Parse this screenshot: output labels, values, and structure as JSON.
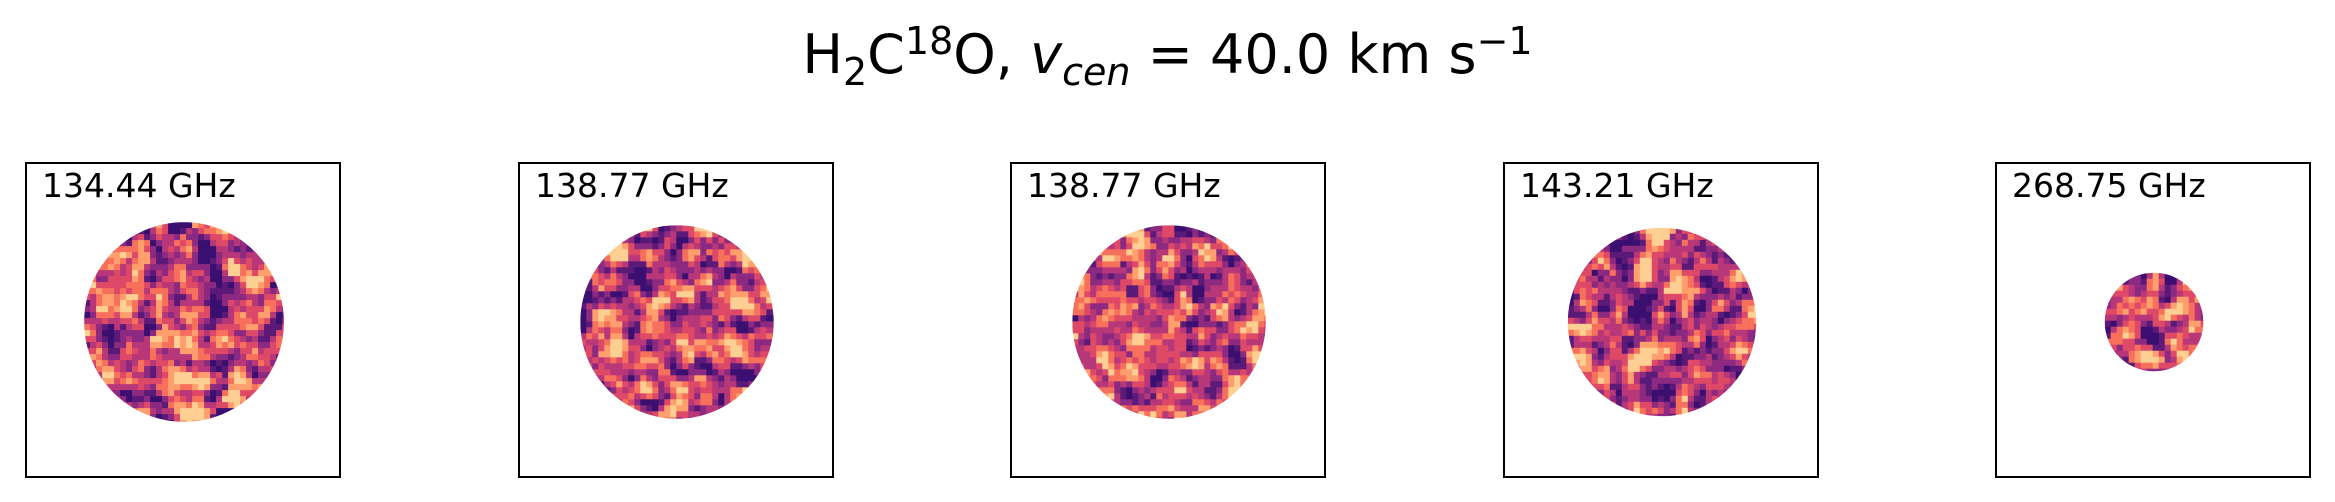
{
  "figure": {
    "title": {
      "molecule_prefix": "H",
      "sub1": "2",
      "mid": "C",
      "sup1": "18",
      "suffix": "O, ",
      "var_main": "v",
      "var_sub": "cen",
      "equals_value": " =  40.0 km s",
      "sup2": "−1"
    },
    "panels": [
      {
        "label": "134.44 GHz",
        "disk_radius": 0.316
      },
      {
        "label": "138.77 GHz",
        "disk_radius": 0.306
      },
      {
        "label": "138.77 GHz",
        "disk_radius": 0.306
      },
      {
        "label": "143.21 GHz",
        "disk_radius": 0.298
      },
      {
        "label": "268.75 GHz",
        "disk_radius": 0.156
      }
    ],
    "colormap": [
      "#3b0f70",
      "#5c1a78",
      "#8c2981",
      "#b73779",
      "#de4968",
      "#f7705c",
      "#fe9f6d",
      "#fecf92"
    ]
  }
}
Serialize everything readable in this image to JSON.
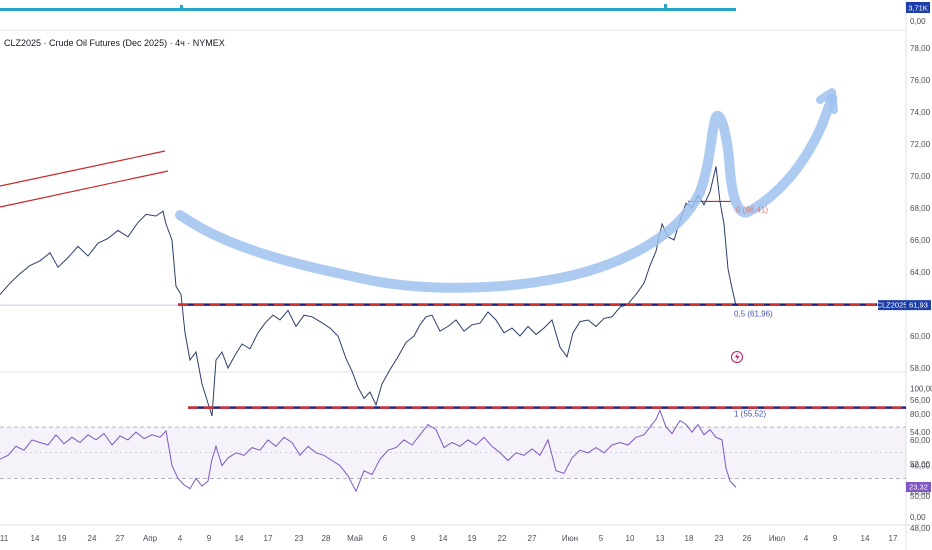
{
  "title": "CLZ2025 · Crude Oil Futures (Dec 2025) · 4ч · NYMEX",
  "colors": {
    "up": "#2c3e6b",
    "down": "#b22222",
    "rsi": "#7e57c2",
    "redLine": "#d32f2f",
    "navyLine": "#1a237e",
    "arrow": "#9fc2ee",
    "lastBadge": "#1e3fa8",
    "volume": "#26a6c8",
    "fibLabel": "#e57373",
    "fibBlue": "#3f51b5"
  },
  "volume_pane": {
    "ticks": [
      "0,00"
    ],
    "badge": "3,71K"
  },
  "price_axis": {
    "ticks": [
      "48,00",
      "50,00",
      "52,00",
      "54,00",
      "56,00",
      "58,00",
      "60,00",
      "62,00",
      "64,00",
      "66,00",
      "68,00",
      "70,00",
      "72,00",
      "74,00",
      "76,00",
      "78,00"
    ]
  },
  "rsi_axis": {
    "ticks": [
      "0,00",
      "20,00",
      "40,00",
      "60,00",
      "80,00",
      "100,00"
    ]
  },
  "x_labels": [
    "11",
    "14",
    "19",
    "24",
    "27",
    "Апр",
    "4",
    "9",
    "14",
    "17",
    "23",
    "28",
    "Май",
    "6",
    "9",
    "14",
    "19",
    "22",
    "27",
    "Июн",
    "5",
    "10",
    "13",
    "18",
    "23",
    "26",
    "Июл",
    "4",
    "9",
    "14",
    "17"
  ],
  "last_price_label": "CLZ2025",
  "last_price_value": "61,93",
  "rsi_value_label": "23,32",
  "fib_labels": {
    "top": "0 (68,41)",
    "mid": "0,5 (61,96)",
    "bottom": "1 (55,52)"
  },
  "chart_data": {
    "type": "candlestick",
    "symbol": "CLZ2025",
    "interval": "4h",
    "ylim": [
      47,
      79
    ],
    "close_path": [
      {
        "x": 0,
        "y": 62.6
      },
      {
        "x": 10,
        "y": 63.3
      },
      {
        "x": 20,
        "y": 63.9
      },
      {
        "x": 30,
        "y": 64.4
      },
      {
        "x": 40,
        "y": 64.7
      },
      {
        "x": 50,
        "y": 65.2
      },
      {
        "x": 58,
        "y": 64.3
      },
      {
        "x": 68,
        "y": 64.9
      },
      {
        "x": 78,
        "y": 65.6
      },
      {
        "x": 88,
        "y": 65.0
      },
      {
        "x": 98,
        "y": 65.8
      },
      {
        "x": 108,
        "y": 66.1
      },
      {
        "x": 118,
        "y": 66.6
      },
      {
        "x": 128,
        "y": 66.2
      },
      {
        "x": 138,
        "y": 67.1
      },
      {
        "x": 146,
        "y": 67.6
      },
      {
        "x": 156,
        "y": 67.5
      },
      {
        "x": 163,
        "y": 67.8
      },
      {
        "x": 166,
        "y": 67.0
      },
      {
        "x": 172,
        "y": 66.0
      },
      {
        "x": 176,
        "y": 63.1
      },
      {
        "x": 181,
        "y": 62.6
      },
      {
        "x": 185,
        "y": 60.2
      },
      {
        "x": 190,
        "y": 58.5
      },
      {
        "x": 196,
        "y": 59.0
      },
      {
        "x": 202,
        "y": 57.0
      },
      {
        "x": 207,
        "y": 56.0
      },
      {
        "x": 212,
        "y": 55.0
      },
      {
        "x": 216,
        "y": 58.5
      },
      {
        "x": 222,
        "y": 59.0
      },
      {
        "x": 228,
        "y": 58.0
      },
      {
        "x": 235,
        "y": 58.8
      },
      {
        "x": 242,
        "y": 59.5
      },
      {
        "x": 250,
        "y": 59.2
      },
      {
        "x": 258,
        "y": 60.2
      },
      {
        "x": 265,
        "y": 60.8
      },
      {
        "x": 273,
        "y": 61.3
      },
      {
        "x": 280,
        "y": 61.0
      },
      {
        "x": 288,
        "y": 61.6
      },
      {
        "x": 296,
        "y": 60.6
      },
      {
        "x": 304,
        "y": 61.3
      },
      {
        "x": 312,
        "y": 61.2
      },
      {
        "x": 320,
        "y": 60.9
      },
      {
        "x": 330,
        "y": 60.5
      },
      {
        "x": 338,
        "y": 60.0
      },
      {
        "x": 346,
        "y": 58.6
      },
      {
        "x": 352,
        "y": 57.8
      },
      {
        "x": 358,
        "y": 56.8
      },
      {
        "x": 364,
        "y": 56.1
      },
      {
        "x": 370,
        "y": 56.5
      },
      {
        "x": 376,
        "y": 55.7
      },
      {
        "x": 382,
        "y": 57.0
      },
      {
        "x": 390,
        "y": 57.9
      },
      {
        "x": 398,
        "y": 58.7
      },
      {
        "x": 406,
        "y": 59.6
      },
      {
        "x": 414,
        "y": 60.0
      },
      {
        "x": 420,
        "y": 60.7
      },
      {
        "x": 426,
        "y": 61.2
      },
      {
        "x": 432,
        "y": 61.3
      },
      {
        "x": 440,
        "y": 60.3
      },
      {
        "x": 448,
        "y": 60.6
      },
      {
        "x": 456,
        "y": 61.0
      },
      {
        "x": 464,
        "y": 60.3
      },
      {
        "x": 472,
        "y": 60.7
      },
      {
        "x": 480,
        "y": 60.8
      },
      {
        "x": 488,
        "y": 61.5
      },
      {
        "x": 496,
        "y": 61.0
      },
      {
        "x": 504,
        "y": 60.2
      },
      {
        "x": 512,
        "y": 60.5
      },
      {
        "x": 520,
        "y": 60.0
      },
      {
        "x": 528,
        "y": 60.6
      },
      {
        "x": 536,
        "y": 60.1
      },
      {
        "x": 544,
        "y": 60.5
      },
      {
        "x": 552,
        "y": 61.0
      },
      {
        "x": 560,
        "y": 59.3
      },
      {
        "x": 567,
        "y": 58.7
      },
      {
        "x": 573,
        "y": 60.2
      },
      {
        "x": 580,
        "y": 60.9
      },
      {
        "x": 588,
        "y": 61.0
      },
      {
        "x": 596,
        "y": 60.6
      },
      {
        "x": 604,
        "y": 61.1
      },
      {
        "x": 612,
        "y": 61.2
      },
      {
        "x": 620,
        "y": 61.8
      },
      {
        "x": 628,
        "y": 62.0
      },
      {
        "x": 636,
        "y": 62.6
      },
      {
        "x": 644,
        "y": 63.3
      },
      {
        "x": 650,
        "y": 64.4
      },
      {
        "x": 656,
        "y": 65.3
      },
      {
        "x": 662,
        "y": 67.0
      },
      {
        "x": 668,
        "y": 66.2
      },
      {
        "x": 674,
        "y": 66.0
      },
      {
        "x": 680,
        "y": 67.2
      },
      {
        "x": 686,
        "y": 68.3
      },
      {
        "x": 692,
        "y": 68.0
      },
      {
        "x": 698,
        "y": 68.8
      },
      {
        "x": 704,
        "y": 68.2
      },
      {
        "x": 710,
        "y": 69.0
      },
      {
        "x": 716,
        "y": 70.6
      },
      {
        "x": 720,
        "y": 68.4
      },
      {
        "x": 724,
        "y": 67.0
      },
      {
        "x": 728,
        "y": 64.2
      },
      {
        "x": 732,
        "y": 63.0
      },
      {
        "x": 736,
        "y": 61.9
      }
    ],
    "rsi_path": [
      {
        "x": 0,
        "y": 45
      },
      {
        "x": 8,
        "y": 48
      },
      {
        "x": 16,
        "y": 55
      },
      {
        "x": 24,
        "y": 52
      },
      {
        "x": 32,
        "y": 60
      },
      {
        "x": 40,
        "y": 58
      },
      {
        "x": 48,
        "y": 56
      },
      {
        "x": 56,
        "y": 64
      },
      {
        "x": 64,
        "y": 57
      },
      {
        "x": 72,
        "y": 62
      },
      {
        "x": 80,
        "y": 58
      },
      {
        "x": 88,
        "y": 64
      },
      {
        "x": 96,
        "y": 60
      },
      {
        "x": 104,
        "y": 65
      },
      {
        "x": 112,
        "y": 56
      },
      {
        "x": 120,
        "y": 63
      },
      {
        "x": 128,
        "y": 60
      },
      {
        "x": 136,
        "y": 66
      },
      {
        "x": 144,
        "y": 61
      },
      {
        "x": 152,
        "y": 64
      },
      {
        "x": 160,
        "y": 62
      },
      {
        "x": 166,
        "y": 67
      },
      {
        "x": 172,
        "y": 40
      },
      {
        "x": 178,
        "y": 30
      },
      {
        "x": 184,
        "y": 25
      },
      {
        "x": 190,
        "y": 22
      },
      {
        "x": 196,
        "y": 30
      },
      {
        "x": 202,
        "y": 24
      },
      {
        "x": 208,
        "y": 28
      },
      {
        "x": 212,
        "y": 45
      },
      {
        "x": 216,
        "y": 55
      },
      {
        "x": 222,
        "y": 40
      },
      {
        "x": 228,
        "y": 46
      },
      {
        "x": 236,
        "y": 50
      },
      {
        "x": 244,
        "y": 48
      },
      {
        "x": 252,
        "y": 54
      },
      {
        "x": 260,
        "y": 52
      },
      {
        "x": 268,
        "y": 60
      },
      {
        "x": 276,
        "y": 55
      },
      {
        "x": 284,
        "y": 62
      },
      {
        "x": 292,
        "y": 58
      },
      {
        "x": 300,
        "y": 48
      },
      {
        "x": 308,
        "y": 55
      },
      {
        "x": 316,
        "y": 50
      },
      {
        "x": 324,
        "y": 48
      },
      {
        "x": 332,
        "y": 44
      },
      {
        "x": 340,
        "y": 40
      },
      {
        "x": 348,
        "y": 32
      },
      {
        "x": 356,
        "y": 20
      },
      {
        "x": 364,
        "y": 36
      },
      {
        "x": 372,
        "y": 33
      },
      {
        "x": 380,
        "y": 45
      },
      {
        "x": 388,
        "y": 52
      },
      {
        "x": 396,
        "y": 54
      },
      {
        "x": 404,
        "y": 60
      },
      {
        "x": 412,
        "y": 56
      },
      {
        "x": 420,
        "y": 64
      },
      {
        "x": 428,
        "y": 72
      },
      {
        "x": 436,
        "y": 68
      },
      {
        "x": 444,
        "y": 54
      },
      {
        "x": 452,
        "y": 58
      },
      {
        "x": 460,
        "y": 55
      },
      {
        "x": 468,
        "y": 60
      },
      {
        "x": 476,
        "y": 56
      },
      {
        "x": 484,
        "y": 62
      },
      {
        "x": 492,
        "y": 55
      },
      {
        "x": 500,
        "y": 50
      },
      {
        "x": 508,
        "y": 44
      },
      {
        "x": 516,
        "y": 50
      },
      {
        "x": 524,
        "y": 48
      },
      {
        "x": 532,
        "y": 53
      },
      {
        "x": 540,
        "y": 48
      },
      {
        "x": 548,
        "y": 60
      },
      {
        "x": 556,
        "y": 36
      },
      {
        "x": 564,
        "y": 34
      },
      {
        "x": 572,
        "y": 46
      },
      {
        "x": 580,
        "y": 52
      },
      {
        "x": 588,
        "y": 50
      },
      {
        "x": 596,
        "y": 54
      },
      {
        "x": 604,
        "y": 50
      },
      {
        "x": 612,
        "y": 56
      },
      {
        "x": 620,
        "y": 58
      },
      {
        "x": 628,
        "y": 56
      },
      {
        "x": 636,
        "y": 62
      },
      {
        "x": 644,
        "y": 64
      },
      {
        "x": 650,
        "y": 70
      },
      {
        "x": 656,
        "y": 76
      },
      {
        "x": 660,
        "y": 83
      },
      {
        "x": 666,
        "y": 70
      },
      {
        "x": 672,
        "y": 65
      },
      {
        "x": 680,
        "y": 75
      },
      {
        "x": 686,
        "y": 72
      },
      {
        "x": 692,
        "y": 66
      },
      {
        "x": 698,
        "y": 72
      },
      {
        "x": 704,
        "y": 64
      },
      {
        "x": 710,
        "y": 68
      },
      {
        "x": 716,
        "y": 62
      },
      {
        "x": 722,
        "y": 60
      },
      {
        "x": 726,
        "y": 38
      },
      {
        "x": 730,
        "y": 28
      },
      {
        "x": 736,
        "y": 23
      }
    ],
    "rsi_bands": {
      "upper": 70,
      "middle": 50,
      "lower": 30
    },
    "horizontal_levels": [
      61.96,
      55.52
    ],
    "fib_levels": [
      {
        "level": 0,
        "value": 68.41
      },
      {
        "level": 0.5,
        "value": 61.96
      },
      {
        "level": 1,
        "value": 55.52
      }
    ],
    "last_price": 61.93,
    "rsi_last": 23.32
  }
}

TASK
Every line in the data that holds "title" should be copied out.

EXERCISE ANSWER
    "title": {
  "title": "CLZ2025 · Crude Oil Futures (Dec 2025) · 4ч · NYMEX",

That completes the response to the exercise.